▸ Challenge:
Write out every line of the material exactly as it appears.

(Part of a data file)
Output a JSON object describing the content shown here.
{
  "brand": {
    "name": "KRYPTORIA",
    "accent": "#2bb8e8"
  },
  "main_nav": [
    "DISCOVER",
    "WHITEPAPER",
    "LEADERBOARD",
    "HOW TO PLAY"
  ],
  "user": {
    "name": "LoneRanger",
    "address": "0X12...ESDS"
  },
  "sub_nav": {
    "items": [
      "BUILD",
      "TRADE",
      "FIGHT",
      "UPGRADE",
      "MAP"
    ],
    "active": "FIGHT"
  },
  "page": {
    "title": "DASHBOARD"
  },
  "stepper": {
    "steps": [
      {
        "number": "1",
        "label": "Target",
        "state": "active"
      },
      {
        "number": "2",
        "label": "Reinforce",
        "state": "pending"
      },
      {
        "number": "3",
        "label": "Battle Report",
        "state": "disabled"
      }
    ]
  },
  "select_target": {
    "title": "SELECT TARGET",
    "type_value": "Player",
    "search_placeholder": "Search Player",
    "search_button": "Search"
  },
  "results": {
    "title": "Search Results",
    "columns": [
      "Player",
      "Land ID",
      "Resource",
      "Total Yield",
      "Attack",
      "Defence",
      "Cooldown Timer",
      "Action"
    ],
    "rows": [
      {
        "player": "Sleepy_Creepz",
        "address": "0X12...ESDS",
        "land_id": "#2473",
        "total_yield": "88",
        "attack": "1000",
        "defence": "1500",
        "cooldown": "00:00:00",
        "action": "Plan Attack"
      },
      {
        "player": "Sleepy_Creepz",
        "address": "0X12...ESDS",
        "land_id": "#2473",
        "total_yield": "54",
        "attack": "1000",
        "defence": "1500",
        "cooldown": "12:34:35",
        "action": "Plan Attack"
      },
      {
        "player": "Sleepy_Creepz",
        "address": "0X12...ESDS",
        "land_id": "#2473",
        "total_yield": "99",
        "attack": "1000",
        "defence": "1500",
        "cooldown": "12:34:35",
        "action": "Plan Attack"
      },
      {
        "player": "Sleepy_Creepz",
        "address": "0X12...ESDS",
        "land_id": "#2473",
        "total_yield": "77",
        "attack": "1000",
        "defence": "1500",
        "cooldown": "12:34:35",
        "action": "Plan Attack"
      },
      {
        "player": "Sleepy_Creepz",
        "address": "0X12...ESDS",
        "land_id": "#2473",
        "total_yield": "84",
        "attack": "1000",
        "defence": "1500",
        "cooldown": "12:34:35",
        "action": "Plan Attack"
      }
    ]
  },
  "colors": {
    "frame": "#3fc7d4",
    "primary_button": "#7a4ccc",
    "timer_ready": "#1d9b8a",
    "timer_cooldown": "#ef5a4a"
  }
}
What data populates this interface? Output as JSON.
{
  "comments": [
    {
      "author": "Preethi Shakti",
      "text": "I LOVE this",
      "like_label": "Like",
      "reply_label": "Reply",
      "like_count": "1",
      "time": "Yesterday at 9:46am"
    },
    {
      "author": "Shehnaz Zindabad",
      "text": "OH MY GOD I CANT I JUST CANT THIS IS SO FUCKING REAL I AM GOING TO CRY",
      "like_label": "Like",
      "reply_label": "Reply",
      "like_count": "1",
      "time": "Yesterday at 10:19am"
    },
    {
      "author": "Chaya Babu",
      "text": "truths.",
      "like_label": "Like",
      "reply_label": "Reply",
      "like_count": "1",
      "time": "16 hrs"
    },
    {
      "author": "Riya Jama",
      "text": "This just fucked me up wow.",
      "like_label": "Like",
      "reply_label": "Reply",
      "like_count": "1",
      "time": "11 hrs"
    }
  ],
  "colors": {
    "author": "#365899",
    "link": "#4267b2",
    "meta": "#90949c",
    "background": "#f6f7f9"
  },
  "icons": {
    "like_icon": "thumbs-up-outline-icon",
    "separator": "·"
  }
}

▸ Answer below:
Output a JSON object describing the content shown here.
{
  "brand": {
    "name": "KRYPTORIA",
    "accent": "#2bb8e8"
  },
  "main_nav": [
    "DISCOVER",
    "WHITEPAPER",
    "LEADERBOARD",
    "HOW TO PLAY"
  ],
  "user": {
    "name": "LoneRanger",
    "address": "0X12...ESDS"
  },
  "sub_nav": {
    "items": [
      "BUILD",
      "TRADE",
      "FIGHT",
      "UPGRADE",
      "MAP"
    ],
    "active": "FIGHT"
  },
  "page": {
    "title": "DASHBOARD"
  },
  "stepper": {
    "steps": [
      {
        "number": "1",
        "label": "Target",
        "state": "active"
      },
      {
        "number": "2",
        "label": "Reinforce",
        "state": "pending"
      },
      {
        "number": "3",
        "label": "Battle Report",
        "state": "disabled"
      }
    ]
  },
  "select_target": {
    "title": "SELECT TARGET",
    "type_value": "Player",
    "search_placeholder": "Search Player",
    "search_button": "Search"
  },
  "results": {
    "title": "Search Results",
    "columns": [
      "Player",
      "Land ID",
      "Resource",
      "Total Yield",
      "Attack",
      "Defence",
      "Cooldown Timer",
      "Action"
    ],
    "rows": [
      {
        "player": "Sleepy_Creepz",
        "address": "0X12...ESDS",
        "land_id": "#2473",
        "total_yield": "88",
        "attack": "1000",
        "defence": "1500",
        "cooldown": "00:00:00",
        "action": "Plan Attack"
      },
      {
        "player": "Sleepy_Creepz",
        "address": "0X12...ESDS",
        "land_id": "#2473",
        "total_yield": "54",
        "attack": "1000",
        "defence": "1500",
        "cooldown": "12:34:35",
        "action": "Plan Attack"
      },
      {
        "player": "Sleepy_Creepz",
        "address": "0X12...ESDS",
        "land_id": "#2473",
        "total_yield": "99",
        "attack": "1000",
        "defence": "1500",
        "cooldown": "12:34:35",
        "action": "Plan Attack"
      },
      {
        "player": "Sleepy_Creepz",
        "address": "0X12...ESDS",
        "land_id": "#2473",
        "total_yield": "77",
        "attack": "1000",
        "defence": "1500",
        "cooldown": "12:34:35",
        "action": "Plan Attack"
      },
      {
        "player": "Sleepy_Creepz",
        "address": "0X12...ESDS",
        "land_id": "#2473",
        "total_yield": "84",
        "attack": "1000",
        "defence": "1500",
        "cooldown": "12:34:35",
        "action": "Plan Attack"
      }
    ]
  },
  "colors": {
    "frame": "#3fc7d4",
    "primary_button": "#7a4ccc",
    "timer_ready": "#1d9b8a",
    "timer_cooldown": "#ef5a4a"
  }
}
What data populates this interface? Output as JSON.
{
  "comments": [
    {
      "author": "Preethi Shakti",
      "text": "I LOVE this",
      "like_label": "Like",
      "reply_label": "Reply",
      "like_count": "1",
      "time": "Yesterday at 9:46am"
    },
    {
      "author": "Shehnaz Zindabad",
      "text": "OH MY GOD I CANT I JUST CANT THIS IS SO FUCKING REAL I AM GOING TO CRY",
      "like_label": "Like",
      "reply_label": "Reply",
      "like_count": "1",
      "time": "Yesterday at 10:19am"
    },
    {
      "author": "Chaya Babu",
      "text": "truths.",
      "like_label": "Like",
      "reply_label": "Reply",
      "like_count": "1",
      "time": "16 hrs"
    },
    {
      "author": "Riya Jama",
      "text": "This just fucked me up wow.",
      "like_label": "Like",
      "reply_label": "Reply",
      "like_count": "1",
      "time": "11 hrs"
    }
  ],
  "colors": {
    "author": "#365899",
    "link": "#4267b2",
    "meta": "#90949c",
    "background": "#f6f7f9"
  },
  "icons": {
    "like_icon": "thumbs-up-outline-icon",
    "separator": "·"
  }
}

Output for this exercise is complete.